Pull every line containing the word "content" from the records.

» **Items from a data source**
-----

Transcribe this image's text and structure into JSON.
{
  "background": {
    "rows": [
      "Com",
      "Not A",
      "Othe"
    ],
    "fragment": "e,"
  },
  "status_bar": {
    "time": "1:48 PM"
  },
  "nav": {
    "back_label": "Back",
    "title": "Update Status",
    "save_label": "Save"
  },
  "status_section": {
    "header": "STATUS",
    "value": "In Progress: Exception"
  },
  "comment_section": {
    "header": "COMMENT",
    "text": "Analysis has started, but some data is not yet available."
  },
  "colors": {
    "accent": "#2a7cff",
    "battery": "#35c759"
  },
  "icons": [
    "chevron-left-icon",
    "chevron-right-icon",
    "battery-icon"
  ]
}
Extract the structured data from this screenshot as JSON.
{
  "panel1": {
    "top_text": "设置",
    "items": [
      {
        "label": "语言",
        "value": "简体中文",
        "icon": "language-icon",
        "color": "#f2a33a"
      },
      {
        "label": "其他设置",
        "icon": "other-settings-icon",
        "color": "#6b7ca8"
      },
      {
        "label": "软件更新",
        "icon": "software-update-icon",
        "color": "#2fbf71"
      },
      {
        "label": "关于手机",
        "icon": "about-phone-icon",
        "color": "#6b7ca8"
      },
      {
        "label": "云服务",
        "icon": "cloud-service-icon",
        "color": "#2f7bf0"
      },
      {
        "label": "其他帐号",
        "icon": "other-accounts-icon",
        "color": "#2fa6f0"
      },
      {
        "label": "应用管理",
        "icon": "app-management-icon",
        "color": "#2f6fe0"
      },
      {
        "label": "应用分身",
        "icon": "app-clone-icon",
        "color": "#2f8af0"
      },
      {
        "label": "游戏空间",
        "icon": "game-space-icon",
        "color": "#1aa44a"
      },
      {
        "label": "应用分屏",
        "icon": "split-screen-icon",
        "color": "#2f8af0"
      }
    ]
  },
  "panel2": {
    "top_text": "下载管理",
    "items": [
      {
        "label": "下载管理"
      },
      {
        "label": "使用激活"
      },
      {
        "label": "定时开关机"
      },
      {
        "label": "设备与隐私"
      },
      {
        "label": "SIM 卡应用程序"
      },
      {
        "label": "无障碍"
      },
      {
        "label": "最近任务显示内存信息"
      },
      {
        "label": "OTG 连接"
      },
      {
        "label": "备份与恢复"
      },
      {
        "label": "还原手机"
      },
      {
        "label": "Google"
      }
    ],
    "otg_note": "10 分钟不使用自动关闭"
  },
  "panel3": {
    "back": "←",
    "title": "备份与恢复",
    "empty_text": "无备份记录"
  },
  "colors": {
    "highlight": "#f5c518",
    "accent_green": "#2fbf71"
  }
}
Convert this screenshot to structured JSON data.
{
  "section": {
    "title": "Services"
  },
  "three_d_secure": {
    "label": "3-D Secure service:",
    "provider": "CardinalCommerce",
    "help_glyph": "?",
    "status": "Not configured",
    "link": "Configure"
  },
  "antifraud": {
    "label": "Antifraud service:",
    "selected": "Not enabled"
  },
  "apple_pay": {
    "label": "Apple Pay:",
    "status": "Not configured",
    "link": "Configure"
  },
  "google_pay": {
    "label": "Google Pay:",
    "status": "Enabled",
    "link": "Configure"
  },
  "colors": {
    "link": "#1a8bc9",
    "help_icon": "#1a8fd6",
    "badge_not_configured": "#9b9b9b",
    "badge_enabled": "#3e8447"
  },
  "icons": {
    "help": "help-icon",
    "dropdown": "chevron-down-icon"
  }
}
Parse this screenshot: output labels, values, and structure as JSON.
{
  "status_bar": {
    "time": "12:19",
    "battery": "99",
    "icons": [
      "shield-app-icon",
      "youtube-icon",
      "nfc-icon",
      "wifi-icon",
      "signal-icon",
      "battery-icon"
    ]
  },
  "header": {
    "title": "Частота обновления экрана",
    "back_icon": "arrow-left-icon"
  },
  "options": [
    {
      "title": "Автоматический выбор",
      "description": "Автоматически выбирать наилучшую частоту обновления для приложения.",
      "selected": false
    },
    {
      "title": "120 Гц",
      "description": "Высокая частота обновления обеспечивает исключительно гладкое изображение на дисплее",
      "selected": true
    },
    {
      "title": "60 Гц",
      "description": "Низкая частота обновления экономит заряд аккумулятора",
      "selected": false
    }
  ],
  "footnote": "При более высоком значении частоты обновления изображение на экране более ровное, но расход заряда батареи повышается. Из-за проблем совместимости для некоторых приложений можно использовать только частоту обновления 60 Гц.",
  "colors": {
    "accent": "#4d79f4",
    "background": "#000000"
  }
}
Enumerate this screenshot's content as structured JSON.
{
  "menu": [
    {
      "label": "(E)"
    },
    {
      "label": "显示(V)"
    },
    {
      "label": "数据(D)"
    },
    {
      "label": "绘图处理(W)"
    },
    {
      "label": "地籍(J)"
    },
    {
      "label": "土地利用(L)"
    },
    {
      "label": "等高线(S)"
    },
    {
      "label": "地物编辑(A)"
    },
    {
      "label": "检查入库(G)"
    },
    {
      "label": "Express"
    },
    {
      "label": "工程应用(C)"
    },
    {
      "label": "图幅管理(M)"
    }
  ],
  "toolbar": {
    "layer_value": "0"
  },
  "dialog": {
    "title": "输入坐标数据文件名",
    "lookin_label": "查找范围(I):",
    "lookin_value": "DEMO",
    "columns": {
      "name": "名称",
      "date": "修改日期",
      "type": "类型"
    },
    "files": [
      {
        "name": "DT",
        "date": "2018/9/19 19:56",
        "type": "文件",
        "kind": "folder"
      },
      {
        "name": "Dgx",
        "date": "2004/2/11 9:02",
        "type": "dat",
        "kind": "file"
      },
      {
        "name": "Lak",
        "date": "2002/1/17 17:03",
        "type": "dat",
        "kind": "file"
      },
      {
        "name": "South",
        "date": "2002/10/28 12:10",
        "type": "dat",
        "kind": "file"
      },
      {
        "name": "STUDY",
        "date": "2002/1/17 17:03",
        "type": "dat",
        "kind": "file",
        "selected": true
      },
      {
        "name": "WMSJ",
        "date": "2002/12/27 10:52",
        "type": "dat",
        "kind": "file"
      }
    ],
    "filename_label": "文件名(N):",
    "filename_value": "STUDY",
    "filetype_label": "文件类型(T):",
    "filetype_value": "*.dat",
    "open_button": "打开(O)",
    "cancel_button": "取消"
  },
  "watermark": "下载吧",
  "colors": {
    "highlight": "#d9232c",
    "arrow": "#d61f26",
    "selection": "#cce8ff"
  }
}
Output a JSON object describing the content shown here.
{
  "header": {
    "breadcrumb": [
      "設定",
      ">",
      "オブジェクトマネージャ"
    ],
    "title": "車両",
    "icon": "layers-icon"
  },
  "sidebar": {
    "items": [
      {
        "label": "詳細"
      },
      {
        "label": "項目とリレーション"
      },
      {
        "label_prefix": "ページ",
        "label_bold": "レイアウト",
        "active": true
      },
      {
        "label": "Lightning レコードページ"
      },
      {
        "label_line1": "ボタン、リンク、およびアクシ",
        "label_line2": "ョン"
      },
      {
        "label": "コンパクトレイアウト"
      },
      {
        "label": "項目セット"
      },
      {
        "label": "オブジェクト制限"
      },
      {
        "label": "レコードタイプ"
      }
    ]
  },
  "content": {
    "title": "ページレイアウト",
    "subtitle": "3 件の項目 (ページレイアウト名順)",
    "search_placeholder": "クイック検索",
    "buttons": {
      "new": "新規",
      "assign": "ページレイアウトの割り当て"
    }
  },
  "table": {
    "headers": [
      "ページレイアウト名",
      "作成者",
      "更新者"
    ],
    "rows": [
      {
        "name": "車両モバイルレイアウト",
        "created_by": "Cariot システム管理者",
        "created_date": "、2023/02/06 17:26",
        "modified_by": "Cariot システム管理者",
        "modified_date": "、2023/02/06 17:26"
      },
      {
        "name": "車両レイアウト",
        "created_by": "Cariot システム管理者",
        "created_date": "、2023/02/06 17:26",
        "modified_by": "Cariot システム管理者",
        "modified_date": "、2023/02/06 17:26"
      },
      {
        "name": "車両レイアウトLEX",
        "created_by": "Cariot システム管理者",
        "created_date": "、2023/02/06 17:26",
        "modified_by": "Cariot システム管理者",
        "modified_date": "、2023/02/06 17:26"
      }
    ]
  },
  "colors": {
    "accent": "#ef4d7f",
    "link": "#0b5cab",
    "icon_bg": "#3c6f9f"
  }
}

-----

» **Right answer**
Enumerate this screenshot's content as structured JSON.
Output a JSON object describing the content shown here.
  "content": {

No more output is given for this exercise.